• _Exercise_: In the records below, pick out all lines containing the word "updates".

** Start Records for the task **

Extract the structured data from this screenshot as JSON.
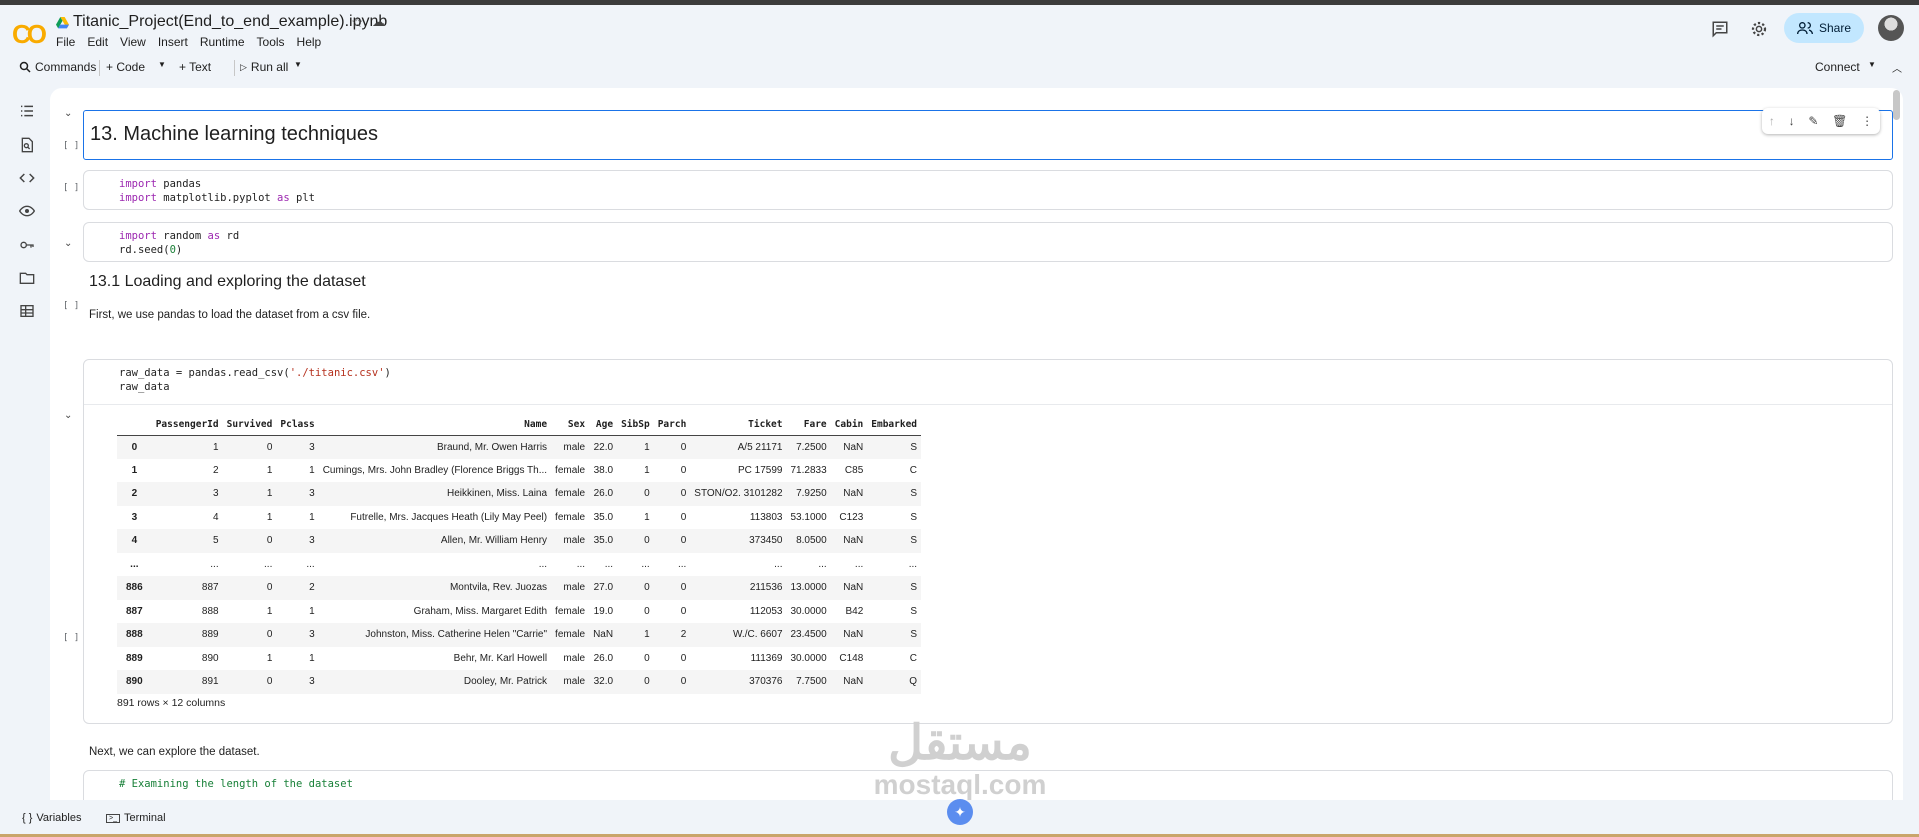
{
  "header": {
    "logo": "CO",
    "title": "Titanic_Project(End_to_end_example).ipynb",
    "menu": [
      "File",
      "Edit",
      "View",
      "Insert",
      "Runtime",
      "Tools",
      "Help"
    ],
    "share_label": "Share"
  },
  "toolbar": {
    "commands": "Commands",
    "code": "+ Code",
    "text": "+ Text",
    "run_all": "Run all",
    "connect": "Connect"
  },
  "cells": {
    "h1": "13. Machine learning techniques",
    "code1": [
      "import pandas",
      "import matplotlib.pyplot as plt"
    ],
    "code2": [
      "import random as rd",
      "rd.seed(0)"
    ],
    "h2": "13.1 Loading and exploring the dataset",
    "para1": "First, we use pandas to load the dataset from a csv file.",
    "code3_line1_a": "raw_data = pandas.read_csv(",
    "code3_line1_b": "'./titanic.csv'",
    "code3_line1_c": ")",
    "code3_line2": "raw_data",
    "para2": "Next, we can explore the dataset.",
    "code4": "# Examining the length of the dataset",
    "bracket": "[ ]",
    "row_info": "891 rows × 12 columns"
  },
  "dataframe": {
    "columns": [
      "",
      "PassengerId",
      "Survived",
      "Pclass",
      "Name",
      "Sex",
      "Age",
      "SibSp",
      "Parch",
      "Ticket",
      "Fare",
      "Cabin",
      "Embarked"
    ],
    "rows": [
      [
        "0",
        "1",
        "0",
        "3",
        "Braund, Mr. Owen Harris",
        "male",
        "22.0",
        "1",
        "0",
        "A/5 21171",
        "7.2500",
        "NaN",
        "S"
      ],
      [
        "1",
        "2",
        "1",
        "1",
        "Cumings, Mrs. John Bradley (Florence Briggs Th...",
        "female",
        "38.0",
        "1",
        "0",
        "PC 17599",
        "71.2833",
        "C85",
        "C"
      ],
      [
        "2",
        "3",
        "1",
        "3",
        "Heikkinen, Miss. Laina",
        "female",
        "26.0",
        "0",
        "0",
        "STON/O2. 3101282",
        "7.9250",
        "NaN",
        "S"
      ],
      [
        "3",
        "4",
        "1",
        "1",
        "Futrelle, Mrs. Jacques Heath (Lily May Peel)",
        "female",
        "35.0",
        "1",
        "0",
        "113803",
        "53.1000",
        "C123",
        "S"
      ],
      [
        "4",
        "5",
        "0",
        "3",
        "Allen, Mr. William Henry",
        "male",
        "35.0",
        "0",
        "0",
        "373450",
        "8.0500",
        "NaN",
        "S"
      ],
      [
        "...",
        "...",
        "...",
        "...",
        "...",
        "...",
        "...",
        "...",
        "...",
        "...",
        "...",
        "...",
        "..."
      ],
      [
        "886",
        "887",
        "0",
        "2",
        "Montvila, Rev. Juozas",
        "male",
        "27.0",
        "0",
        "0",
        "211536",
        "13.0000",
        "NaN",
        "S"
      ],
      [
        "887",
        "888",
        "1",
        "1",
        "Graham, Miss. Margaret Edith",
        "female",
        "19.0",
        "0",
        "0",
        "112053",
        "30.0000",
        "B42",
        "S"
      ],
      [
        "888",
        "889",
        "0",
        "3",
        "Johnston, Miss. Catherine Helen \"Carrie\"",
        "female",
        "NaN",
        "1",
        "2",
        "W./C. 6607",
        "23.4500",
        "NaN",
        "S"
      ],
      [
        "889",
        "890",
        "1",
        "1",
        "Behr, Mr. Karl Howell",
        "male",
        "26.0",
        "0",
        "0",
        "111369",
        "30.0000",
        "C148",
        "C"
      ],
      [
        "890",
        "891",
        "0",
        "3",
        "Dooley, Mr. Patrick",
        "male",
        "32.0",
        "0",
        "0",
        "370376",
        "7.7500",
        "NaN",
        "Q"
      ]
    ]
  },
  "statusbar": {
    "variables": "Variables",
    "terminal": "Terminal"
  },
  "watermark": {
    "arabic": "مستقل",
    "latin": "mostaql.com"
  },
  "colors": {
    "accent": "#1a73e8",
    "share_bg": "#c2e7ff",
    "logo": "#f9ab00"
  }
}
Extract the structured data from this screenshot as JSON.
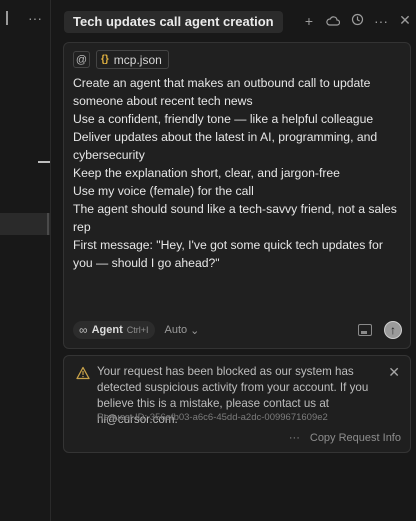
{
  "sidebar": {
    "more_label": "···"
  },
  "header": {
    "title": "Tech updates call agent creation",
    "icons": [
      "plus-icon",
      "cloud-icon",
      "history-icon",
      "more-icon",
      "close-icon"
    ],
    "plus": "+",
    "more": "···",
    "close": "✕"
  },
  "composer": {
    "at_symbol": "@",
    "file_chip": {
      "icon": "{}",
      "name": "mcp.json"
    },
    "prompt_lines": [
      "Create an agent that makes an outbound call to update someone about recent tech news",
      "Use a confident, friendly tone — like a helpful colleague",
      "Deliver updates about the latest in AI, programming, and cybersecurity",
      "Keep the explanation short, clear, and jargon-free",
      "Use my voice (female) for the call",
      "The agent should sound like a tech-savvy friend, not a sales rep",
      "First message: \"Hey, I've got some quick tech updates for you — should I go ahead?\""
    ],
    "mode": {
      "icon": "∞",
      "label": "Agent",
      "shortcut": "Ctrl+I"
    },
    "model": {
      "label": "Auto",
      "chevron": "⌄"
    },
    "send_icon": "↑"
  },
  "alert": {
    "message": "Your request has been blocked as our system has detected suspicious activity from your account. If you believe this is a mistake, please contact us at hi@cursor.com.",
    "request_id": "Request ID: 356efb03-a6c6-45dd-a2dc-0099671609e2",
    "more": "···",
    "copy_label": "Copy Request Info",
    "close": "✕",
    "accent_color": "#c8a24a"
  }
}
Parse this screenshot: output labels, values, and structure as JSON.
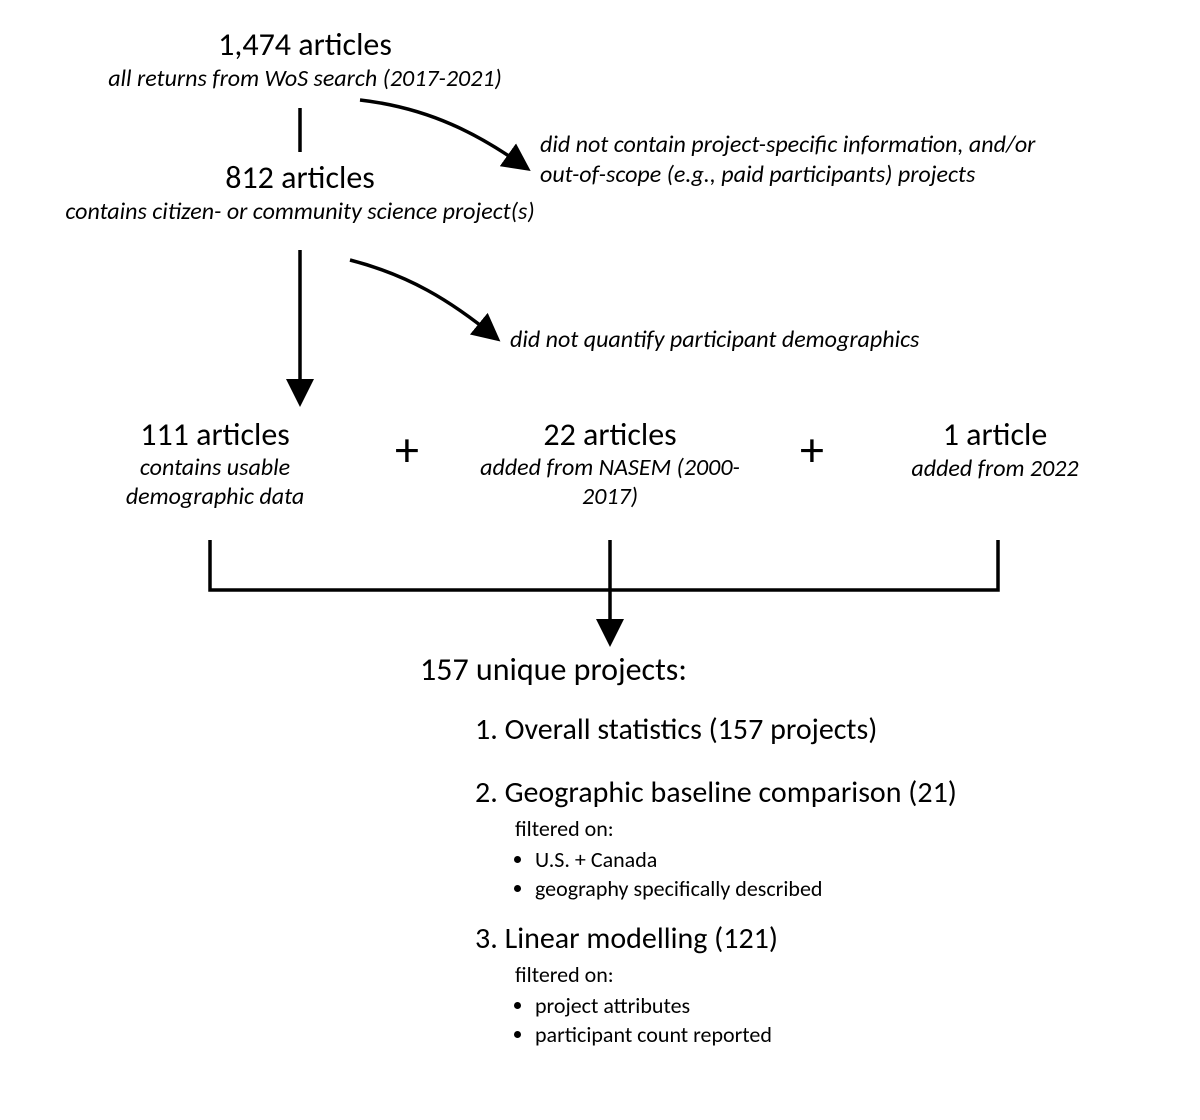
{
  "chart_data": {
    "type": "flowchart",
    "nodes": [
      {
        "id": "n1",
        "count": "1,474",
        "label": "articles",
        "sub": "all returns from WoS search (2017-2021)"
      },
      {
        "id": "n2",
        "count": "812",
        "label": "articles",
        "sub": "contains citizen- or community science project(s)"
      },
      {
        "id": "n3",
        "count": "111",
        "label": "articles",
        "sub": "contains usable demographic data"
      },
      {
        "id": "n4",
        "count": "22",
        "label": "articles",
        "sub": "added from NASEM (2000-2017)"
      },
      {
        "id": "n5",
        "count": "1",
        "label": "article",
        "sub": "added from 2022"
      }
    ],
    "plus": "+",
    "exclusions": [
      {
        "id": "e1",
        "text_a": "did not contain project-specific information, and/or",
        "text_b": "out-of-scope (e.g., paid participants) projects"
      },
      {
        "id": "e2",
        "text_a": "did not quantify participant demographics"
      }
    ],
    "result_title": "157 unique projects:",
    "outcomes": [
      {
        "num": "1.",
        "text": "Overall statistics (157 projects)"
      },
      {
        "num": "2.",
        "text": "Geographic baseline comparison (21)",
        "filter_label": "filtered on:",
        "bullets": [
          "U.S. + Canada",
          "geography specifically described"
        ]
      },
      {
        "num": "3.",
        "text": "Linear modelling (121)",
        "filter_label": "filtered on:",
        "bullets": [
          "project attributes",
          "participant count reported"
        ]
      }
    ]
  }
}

** End Records for the task **

• _Task solution_:
    "title": "Tech updates call agent creation",
      "Deliver updates about the latest in AI, programming, and cybersecurity",
      "First message: \"Hey, I've got some quick tech updates for you — should I go ahead?\""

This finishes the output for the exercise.